Written request » Write out the material below again, unchanged.

Rows »
--------------------------------------------------

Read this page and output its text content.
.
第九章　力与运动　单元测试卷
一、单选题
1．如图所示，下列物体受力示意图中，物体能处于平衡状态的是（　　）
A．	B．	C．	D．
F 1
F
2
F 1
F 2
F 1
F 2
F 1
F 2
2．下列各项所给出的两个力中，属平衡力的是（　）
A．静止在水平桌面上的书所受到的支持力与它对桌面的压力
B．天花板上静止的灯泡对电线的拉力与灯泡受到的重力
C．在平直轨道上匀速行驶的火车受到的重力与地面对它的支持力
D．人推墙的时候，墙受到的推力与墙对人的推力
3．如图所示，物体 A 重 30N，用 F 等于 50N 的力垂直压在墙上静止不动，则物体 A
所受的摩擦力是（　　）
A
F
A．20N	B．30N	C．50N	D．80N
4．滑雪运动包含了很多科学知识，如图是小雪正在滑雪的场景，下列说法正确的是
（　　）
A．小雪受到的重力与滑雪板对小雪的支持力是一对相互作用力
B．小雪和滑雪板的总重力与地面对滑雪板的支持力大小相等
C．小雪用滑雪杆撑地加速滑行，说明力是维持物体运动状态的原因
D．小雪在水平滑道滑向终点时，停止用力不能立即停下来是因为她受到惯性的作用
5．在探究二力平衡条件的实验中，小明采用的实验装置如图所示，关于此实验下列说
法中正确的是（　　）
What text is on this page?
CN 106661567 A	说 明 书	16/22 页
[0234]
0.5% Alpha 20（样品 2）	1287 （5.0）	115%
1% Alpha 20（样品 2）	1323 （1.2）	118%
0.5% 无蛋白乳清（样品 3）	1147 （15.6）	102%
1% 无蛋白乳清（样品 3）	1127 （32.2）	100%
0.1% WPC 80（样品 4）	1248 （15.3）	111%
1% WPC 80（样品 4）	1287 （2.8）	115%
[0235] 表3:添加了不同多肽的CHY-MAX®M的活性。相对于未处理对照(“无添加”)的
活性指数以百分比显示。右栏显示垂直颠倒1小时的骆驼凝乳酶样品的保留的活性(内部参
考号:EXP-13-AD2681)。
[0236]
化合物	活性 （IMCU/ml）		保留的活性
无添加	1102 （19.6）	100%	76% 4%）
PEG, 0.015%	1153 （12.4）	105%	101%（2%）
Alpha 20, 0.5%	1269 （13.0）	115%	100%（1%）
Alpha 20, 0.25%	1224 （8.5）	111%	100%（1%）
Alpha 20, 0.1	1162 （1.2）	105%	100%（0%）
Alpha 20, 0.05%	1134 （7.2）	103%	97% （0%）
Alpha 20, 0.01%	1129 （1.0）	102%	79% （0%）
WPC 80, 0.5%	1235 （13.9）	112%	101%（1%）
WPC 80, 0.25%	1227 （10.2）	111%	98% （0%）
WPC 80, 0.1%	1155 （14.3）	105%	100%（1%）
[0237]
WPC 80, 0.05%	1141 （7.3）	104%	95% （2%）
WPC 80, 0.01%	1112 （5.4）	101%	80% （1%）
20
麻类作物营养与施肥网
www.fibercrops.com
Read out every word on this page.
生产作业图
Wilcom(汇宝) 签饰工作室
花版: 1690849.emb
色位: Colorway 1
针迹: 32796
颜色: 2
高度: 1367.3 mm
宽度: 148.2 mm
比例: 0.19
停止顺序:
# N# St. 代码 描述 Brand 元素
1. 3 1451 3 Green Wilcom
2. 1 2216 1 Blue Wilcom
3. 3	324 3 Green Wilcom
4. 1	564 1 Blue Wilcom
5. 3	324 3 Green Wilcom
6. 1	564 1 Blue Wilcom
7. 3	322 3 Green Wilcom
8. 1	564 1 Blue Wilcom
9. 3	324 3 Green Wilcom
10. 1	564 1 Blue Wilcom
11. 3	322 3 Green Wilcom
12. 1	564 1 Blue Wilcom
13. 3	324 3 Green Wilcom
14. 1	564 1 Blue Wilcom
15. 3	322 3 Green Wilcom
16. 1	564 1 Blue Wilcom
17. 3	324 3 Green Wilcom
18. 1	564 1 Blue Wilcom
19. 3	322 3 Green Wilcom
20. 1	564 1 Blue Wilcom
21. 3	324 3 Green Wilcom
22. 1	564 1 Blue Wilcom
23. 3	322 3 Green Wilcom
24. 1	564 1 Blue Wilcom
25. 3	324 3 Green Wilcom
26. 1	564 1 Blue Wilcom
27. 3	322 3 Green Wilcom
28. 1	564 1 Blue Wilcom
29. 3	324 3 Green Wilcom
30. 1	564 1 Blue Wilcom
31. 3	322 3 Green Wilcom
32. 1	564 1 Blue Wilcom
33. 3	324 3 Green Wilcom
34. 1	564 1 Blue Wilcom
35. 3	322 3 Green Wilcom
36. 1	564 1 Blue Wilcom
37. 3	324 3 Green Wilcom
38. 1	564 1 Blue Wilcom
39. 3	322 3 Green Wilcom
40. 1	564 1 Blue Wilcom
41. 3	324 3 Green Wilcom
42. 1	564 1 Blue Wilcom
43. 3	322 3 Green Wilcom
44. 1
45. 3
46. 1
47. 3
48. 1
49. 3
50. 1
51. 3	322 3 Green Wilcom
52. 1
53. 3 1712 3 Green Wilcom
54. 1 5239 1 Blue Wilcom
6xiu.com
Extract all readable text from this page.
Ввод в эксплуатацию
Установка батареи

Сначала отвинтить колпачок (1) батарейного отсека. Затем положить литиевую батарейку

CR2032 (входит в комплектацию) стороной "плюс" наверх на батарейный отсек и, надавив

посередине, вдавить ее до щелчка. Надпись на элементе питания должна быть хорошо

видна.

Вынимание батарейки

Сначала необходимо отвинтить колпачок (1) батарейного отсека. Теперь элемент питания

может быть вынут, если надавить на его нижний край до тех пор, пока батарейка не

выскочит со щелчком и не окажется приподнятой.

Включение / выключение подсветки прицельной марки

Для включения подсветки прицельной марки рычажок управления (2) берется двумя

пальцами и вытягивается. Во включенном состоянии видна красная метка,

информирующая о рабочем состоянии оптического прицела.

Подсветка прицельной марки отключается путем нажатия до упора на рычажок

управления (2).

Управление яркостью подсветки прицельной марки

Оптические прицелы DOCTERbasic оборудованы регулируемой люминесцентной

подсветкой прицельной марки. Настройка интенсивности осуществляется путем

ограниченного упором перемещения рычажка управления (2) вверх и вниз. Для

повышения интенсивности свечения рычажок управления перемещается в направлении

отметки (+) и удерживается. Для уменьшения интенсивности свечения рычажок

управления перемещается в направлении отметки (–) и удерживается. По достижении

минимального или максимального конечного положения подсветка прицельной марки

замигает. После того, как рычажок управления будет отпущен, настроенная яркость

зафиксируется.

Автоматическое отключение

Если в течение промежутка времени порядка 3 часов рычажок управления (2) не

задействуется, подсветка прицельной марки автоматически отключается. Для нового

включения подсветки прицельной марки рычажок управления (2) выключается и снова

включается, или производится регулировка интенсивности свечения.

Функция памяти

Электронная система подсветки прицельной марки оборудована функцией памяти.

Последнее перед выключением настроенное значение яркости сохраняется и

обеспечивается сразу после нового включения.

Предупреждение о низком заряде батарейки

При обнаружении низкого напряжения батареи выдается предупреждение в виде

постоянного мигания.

--------------------------------------------------

Task solution »
Read this page and output its text content.
.
第九章　力与运动　单元测试卷
一、单选题
1．如图所示，下列物体受力示意图中，物体能处于平衡状态的是（　　）
A．	B．	C．	D．
F 1
F
2
F 1
F 2
F 1
F 2
F 1
F 2
2．下列各项所给出的两个力中，属平衡力的是（　）
A．静止在水平桌面上的书所受到的支持力与它对桌面的压力
B．天花板上静止的灯泡对电线的拉力与灯泡受到的重力
C．在平直轨道上匀速行驶的火车受到的重力与地面对它的支持力
D．人推墙的时候，墙受到的推力与墙对人的推力
3．如图所示，物体 A 重 30N，用 F 等于 50N 的力垂直压在墙上静止不动，则物体 A
所受的摩擦力是（　　）
A
F
A．20N	B．30N	C．50N	D．80N
4．滑雪运动包含了很多科学知识，如图是小雪正在滑雪的场景，下列说法正确的是
（　　）
A．小雪受到的重力与滑雪板对小雪的支持力是一对相互作用力
B．小雪和滑雪板的总重力与地面对滑雪板的支持力大小相等
C．小雪用滑雪杆撑地加速滑行，说明力是维持物体运动状态的原因
D．小雪在水平滑道滑向终点时，停止用力不能立即停下来是因为她受到惯性的作用
5．在探究二力平衡条件的实验中，小明采用的实验装置如图所示，关于此实验下列说
法中正确的是（　　）
What text is on this page?
CN 106661567 A	说 明 书	16/22 页
[0234]
0.5% Alpha 20（样品 2）	1287 （5.0）	115%
1% Alpha 20（样品 2）	1323 （1.2）	118%
0.5% 无蛋白乳清（样品 3）	1147 （15.6）	102%
1% 无蛋白乳清（样品 3）	1127 （32.2）	100%
0.1% WPC 80（样品 4）	1248 （15.3）	111%
1% WPC 80（样品 4）	1287 （2.8）	115%
[0235] 表3:添加了不同多肽的CHY-MAX®M的活性。相对于未处理对照(“无添加”)的
活性指数以百分比显示。右栏显示垂直颠倒1小时的骆驼凝乳酶样品的保留的活性(内部参
考号:EXP-13-AD2681)。
[0236]
化合物	活性 （IMCU/ml）		保留的活性
无添加	1102 （19.6）	100%	76% 4%）
PEG, 0.015%	1153 （12.4）	105%	101%（2%）
Alpha 20, 0.5%	1269 （13.0）	115%	100%（1%）
Alpha 20, 0.25%	1224 （8.5）	111%	100%（1%）
Alpha 20, 0.1	1162 （1.2）	105%	100%（0%）
Alpha 20, 0.05%	1134 （7.2）	103%	97% （0%）
Alpha 20, 0.01%	1129 （1.0）	102%	79% （0%）
WPC 80, 0.5%	1235 （13.9）	112%	101%（1%）
WPC 80, 0.25%	1227 （10.2）	111%	98% （0%）
WPC 80, 0.1%	1155 （14.3）	105%	100%（1%）
[0237]
WPC 80, 0.05%	1141 （7.3）	104%	95% （2%）
WPC 80, 0.01%	1112 （5.4）	101%	80% （1%）
20
麻类作物营养与施肥网
www.fibercrops.com
Read out every word on this page.
生产作业图
Wilcom(汇宝) 签饰工作室
花版: 1690849.emb
色位: Colorway 1
针迹: 32796
颜色: 2
高度: 1367.3 mm
宽度: 148.2 mm
比例: 0.19
停止顺序:
# N# St. 代码 描述 Brand 元素
1. 3 1451 3 Green Wilcom
2. 1 2216 1 Blue Wilcom
3. 3	324 3 Green Wilcom
4. 1	564 1 Blue Wilcom
5. 3	324 3 Green Wilcom
6. 1	564 1 Blue Wilcom
7. 3	322 3 Green Wilcom
8. 1	564 1 Blue Wilcom
9. 3	324 3 Green Wilcom
10. 1	564 1 Blue Wilcom
11. 3	322 3 Green Wilcom
12. 1	564 1 Blue Wilcom
13. 3	324 3 Green Wilcom
14. 1	564 1 Blue Wilcom
15. 3	322 3 Green Wilcom
16. 1	564 1 Blue Wilcom
17. 3	324 3 Green Wilcom
18. 1	564 1 Blue Wilcom
19. 3	322 3 Green Wilcom
20. 1	564 1 Blue Wilcom
21. 3	324 3 Green Wilcom
22. 1	564 1 Blue Wilcom
23. 3	322 3 Green Wilcom
24. 1	564 1 Blue Wilcom
25. 3	324 3 Green Wilcom
26. 1	564 1 Blue Wilcom
27. 3	322 3 Green Wilcom
28. 1	564 1 Blue Wilcom
29. 3	324 3 Green Wilcom
30. 1	564 1 Blue Wilcom
31. 3	322 3 Green Wilcom
32. 1	564 1 Blue Wilcom
33. 3	324 3 Green Wilcom
34. 1	564 1 Blue Wilcom
35. 3	322 3 Green Wilcom
36. 1	564 1 Blue Wilcom
37. 3	324 3 Green Wilcom
38. 1	564 1 Blue Wilcom
39. 3	322 3 Green Wilcom
40. 1	564 1 Blue Wilcom
41. 3	324 3 Green Wilcom
42. 1	564 1 Blue Wilcom
43. 3	322 3 Green Wilcom
44. 1
45. 3
46. 1
47. 3
48. 1
49. 3
50. 1
51. 3	322 3 Green Wilcom
52. 1
53. 3 1712 3 Green Wilcom
54. 1 5239 1 Blue Wilcom
6xiu.com
Extract all readable text from this page.
Ввод в эксплуатацию
Установка батареи

Сначала отвинтить колпачок (1) батарейного отсека. Затем положить литиевую батарейку

CR2032 (входит в комплектацию) стороной "плюс" наверх на батарейный отсек и, надавив

посередине, вдавить ее до щелчка. Надпись на элементе питания должна быть хорошо

видна.

Вынимание батарейки

Сначала необходимо отвинтить колпачок (1) батарейного отсека. Теперь элемент питания

может быть вынут, если надавить на его нижний край до тех пор, пока батарейка не

выскочит со щелчком и не окажется приподнятой.

Включение / выключение подсветки прицельной марки

Для включения подсветки прицельной марки рычажок управления (2) берется двумя

пальцами и вытягивается. Во включенном состоянии видна красная метка,

информирующая о рабочем состоянии оптического прицела.

Подсветка прицельной марки отключается путем нажатия до упора на рычажок

управления (2).

Управление яркостью подсветки прицельной марки

Оптические прицелы DOCTERbasic оборудованы регулируемой люминесцентной

подсветкой прицельной марки. Настройка интенсивности осуществляется путем

ограниченного упором перемещения рычажка управления (2) вверх и вниз. Для

повышения интенсивности свечения рычажок управления перемещается в направлении

отметки (+) и удерживается. Для уменьшения интенсивности свечения рычажок

управления перемещается в направлении отметки (–) и удерживается. По достижении

минимального или максимального конечного положения подсветка прицельной марки

замигает. После того, как рычажок управления будет отпущен, настроенная яркость

зафиксируется.

Автоматическое отключение

Если в течение промежутка времени порядка 3 часов рычажок управления (2) не

задействуется, подсветка прицельной марки автоматически отключается. Для нового

включения подсветки прицельной марки рычажок управления (2) выключается и снова

включается, или производится регулировка интенсивности свечения.

Функция памяти

Электронная система подсветки прицельной марки оборудована функцией памяти.

Последнее перед выключением настроенное значение яркости сохраняется и

обеспечивается сразу после нового включения.

Предупреждение о низком заряде батарейки

При обнаружении низкого напряжения батареи выдается предупреждение в виде

постоянного мигания.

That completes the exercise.